## Directions
Extract all lines from the data beneath that include the word "JSON".

********************

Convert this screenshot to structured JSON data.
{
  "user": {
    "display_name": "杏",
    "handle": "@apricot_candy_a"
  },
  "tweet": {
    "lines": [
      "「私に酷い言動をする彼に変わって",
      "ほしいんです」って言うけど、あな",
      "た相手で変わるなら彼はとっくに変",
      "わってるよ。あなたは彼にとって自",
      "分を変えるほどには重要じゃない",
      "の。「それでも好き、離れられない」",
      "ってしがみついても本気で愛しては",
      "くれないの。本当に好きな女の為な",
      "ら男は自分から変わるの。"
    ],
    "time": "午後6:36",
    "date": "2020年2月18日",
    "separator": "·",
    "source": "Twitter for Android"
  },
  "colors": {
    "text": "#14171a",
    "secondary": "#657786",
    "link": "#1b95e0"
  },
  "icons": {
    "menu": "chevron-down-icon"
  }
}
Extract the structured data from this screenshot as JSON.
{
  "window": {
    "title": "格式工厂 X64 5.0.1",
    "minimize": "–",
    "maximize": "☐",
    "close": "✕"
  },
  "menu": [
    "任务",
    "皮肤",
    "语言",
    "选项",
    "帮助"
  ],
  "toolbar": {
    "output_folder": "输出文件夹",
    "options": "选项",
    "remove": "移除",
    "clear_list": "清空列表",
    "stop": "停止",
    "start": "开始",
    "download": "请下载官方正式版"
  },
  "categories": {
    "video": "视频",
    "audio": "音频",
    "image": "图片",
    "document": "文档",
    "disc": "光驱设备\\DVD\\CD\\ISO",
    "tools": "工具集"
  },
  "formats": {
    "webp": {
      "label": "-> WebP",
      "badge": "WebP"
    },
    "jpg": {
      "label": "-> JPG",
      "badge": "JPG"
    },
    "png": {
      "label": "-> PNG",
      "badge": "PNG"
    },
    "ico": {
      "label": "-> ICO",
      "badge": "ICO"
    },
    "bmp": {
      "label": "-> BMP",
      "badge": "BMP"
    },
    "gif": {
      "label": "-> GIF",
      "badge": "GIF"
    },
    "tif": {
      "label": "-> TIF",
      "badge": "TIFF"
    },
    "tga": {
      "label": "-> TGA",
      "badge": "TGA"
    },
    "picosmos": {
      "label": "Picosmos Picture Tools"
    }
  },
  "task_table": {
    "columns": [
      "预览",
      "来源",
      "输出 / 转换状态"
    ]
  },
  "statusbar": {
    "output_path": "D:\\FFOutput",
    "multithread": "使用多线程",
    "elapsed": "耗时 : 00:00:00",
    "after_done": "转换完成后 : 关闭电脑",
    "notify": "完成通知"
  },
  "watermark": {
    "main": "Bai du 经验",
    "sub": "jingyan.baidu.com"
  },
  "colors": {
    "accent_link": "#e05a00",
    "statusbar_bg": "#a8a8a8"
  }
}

********************

## Finished answer
Convert this screenshot to structured JSON data.
Extract the structured data from this screenshot as JSON.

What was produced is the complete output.